#### [MATERIALS PROVIDED]
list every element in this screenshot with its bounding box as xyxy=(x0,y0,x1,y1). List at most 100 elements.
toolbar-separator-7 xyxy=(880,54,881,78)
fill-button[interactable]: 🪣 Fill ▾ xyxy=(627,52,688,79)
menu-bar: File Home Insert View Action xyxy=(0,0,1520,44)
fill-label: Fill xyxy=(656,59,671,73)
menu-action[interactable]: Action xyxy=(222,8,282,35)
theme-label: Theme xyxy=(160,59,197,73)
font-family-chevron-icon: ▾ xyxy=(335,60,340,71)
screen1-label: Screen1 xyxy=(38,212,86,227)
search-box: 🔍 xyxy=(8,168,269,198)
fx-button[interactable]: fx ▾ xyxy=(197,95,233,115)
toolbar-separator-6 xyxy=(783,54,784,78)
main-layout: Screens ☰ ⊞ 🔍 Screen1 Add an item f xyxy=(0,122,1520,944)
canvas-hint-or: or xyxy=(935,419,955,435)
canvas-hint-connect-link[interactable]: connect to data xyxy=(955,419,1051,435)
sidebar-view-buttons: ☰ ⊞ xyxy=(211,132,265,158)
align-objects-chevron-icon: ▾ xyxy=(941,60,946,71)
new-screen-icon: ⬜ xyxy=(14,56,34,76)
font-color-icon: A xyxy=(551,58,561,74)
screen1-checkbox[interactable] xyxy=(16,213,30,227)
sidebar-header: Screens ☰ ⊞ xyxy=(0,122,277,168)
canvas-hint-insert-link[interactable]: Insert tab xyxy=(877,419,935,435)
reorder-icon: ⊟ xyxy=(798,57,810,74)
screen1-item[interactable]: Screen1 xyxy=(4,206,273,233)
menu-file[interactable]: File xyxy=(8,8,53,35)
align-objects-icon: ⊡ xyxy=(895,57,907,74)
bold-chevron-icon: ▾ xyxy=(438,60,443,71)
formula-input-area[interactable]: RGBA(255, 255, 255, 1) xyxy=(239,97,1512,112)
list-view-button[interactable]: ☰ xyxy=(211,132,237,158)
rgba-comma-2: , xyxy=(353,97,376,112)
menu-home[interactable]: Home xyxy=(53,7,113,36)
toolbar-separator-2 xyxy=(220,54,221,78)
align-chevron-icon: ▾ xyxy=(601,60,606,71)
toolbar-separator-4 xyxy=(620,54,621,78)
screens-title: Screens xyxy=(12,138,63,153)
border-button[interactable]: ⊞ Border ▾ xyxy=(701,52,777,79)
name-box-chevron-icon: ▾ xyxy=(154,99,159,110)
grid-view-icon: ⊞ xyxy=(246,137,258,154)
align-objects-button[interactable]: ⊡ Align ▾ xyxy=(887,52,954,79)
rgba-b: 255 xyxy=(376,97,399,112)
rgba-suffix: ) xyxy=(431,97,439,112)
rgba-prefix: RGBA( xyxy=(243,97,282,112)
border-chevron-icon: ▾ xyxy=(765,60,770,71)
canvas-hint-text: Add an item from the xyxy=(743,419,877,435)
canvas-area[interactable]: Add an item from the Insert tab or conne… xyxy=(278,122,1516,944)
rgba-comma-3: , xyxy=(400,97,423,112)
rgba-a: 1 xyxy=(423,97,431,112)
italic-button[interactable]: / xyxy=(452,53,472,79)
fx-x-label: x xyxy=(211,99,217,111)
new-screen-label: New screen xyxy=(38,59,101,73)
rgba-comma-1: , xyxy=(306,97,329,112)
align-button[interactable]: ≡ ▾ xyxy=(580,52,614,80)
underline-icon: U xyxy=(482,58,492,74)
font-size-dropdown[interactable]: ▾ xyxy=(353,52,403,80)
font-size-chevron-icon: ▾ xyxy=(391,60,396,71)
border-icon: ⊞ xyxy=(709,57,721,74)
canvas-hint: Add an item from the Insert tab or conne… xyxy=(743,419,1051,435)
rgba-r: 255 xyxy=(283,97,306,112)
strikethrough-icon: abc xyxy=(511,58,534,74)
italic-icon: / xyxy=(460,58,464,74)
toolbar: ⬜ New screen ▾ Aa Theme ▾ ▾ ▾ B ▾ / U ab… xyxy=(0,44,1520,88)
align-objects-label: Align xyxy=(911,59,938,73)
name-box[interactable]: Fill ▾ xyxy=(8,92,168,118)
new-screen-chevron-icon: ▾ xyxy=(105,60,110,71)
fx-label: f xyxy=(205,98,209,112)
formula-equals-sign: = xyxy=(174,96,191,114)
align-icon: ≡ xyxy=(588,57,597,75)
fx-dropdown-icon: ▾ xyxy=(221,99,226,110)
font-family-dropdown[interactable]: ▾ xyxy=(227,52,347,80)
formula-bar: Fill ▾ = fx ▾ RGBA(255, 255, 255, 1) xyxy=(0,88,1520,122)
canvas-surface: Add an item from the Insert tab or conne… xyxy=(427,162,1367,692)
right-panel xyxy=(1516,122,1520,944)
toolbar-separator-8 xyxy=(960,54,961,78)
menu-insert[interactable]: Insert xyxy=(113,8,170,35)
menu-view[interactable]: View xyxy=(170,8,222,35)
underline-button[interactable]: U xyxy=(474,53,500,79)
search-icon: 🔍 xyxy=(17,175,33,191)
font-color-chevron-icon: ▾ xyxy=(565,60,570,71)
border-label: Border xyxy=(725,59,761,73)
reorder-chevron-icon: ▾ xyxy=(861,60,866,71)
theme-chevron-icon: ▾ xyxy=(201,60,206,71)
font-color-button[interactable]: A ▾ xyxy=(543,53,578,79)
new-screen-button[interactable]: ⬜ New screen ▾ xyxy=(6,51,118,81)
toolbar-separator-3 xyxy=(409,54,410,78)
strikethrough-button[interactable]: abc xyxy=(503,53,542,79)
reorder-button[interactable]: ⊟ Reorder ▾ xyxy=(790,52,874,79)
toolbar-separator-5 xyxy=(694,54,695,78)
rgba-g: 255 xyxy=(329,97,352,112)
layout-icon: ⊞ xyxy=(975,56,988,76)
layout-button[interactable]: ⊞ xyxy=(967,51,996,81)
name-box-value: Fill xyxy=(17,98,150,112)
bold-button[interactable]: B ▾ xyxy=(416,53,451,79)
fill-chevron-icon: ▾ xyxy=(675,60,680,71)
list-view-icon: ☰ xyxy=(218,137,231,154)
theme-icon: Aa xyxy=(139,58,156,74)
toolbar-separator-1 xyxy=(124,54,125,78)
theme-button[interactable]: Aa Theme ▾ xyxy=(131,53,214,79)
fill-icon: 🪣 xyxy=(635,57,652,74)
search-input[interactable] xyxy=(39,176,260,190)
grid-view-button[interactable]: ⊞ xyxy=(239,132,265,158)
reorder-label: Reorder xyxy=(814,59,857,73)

#### [DO THIS]
Update the items above so that every "toolbar-separator" reads "toolbar-divider", leaving all other text unchanged.

#### [SOLUTION BELOW]
list every element in this screenshot with its bounding box as xyxy=(x0,y0,x1,y1). List at most 100 elements.
toolbar-divider-7 xyxy=(880,54,881,78)
fill-button[interactable]: 🪣 Fill ▾ xyxy=(627,52,688,79)
menu-bar: File Home Insert View Action xyxy=(0,0,1520,44)
fill-label: Fill xyxy=(656,59,671,73)
menu-action[interactable]: Action xyxy=(222,8,282,35)
theme-label: Theme xyxy=(160,59,197,73)
font-family-chevron-icon: ▾ xyxy=(335,60,340,71)
screen1-label: Screen1 xyxy=(38,212,86,227)
search-box: 🔍 xyxy=(8,168,269,198)
fx-button[interactable]: fx ▾ xyxy=(197,95,233,115)
toolbar-divider-6 xyxy=(783,54,784,78)
main-layout: Screens ☰ ⊞ 🔍 Screen1 Add an item f xyxy=(0,122,1520,944)
canvas-hint-or: or xyxy=(935,419,955,435)
canvas-hint-connect-link[interactable]: connect to data xyxy=(955,419,1051,435)
sidebar-view-buttons: ☰ ⊞ xyxy=(211,132,265,158)
align-objects-chevron-icon: ▾ xyxy=(941,60,946,71)
new-screen-icon: ⬜ xyxy=(14,56,34,76)
font-color-icon: A xyxy=(551,58,561,74)
screen1-checkbox[interactable] xyxy=(16,213,30,227)
sidebar-header: Screens ☰ ⊞ xyxy=(0,122,277,168)
canvas-hint-insert-link[interactable]: Insert tab xyxy=(877,419,935,435)
reorder-icon: ⊟ xyxy=(798,57,810,74)
screen1-item[interactable]: Screen1 xyxy=(4,206,273,233)
menu-file[interactable]: File xyxy=(8,8,53,35)
align-objects-icon: ⊡ xyxy=(895,57,907,74)
bold-chevron-icon: ▾ xyxy=(438,60,443,71)
formula-input-area[interactable]: RGBA(255, 255, 255, 1) xyxy=(239,97,1512,112)
list-view-button[interactable]: ☰ xyxy=(211,132,237,158)
rgba-comma-2: , xyxy=(353,97,376,112)
menu-home[interactable]: Home xyxy=(53,7,113,36)
toolbar-divider-2 xyxy=(220,54,221,78)
align-chevron-icon: ▾ xyxy=(601,60,606,71)
toolbar-divider-4 xyxy=(620,54,621,78)
screens-title: Screens xyxy=(12,138,63,153)
border-button[interactable]: ⊞ Border ▾ xyxy=(701,52,777,79)
name-box-chevron-icon: ▾ xyxy=(154,99,159,110)
grid-view-icon: ⊞ xyxy=(246,137,258,154)
align-objects-button[interactable]: ⊡ Align ▾ xyxy=(887,52,954,79)
rgba-b: 255 xyxy=(376,97,399,112)
rgba-suffix: ) xyxy=(431,97,439,112)
rgba-prefix: RGBA( xyxy=(243,97,282,112)
border-chevron-icon: ▾ xyxy=(765,60,770,71)
canvas-hint-text: Add an item from the xyxy=(743,419,877,435)
canvas-area[interactable]: Add an item from the Insert tab or conne… xyxy=(278,122,1516,944)
rgba-comma-3: , xyxy=(400,97,423,112)
rgba-a: 1 xyxy=(423,97,431,112)
italic-button[interactable]: / xyxy=(452,53,472,79)
fx-x-label: x xyxy=(211,99,217,111)
new-screen-label: New screen xyxy=(38,59,101,73)
rgba-comma-1: , xyxy=(306,97,329,112)
align-button[interactable]: ≡ ▾ xyxy=(580,52,614,80)
underline-icon: U xyxy=(482,58,492,74)
font-size-dropdown[interactable]: ▾ xyxy=(353,52,403,80)
font-size-chevron-icon: ▾ xyxy=(391,60,396,71)
border-icon: ⊞ xyxy=(709,57,721,74)
canvas-hint: Add an item from the Insert tab or conne… xyxy=(743,419,1051,435)
rgba-r: 255 xyxy=(283,97,306,112)
strikethrough-icon: abc xyxy=(511,58,534,74)
italic-icon: / xyxy=(460,58,464,74)
toolbar: ⬜ New screen ▾ Aa Theme ▾ ▾ ▾ B ▾ / U ab… xyxy=(0,44,1520,88)
align-objects-label: Align xyxy=(911,59,938,73)
name-box[interactable]: Fill ▾ xyxy=(8,92,168,118)
new-screen-chevron-icon: ▾ xyxy=(105,60,110,71)
fx-label: f xyxy=(205,98,209,112)
formula-equals-sign: = xyxy=(174,96,191,114)
align-icon: ≡ xyxy=(588,57,597,75)
fx-dropdown-icon: ▾ xyxy=(221,99,226,110)
font-family-dropdown[interactable]: ▾ xyxy=(227,52,347,80)
formula-bar: Fill ▾ = fx ▾ RGBA(255, 255, 255, 1) xyxy=(0,88,1520,122)
canvas-surface: Add an item from the Insert tab or conne… xyxy=(427,162,1367,692)
right-panel xyxy=(1516,122,1520,944)
toolbar-divider-8 xyxy=(960,54,961,78)
menu-insert[interactable]: Insert xyxy=(113,8,170,35)
menu-view[interactable]: View xyxy=(170,8,222,35)
underline-button[interactable]: U xyxy=(474,53,500,79)
search-icon: 🔍 xyxy=(17,175,33,191)
font-color-chevron-icon: ▾ xyxy=(565,60,570,71)
border-label: Border xyxy=(725,59,761,73)
reorder-chevron-icon: ▾ xyxy=(861,60,866,71)
theme-chevron-icon: ▾ xyxy=(201,60,206,71)
font-color-button[interactable]: A ▾ xyxy=(543,53,578,79)
new-screen-button[interactable]: ⬜ New screen ▾ xyxy=(6,51,118,81)
toolbar-divider-3 xyxy=(409,54,410,78)
strikethrough-button[interactable]: abc xyxy=(503,53,542,79)
reorder-button[interactable]: ⊟ Reorder ▾ xyxy=(790,52,874,79)
toolbar-divider-5 xyxy=(694,54,695,78)
rgba-g: 255 xyxy=(329,97,352,112)
layout-icon: ⊞ xyxy=(975,56,988,76)
layout-button[interactable]: ⊞ xyxy=(967,51,996,81)
name-box-value: Fill xyxy=(17,98,150,112)
bold-button[interactable]: B ▾ xyxy=(416,53,451,79)
fill-chevron-icon: ▾ xyxy=(675,60,680,71)
list-view-icon: ☰ xyxy=(218,137,231,154)
theme-icon: Aa xyxy=(139,58,156,74)
toolbar-divider-1 xyxy=(124,54,125,78)
theme-button[interactable]: Aa Theme ▾ xyxy=(131,53,214,79)
fill-icon: 🪣 xyxy=(635,57,652,74)
search-input[interactable] xyxy=(39,176,260,190)
grid-view-button[interactable]: ⊞ xyxy=(239,132,265,158)
reorder-label: Reorder xyxy=(814,59,857,73)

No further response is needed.